─── DATA ───

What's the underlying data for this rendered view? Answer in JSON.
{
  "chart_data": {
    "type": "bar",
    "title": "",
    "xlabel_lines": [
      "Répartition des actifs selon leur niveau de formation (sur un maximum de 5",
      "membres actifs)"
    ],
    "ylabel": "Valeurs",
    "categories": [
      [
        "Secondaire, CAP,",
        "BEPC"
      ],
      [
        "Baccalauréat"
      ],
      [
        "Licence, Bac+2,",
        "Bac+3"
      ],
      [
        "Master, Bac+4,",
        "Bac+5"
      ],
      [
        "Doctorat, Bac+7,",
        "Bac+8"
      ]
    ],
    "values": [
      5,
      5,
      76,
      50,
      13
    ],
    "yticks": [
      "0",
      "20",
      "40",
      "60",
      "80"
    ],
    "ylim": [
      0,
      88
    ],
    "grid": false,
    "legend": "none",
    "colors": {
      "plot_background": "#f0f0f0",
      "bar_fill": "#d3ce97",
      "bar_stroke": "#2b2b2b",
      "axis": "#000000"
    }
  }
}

───

EXERCISE PROMPT:
State the number of lines in these entries that include the string "actifs". Provide nothing beyond that number.

IN RESPONSE:
2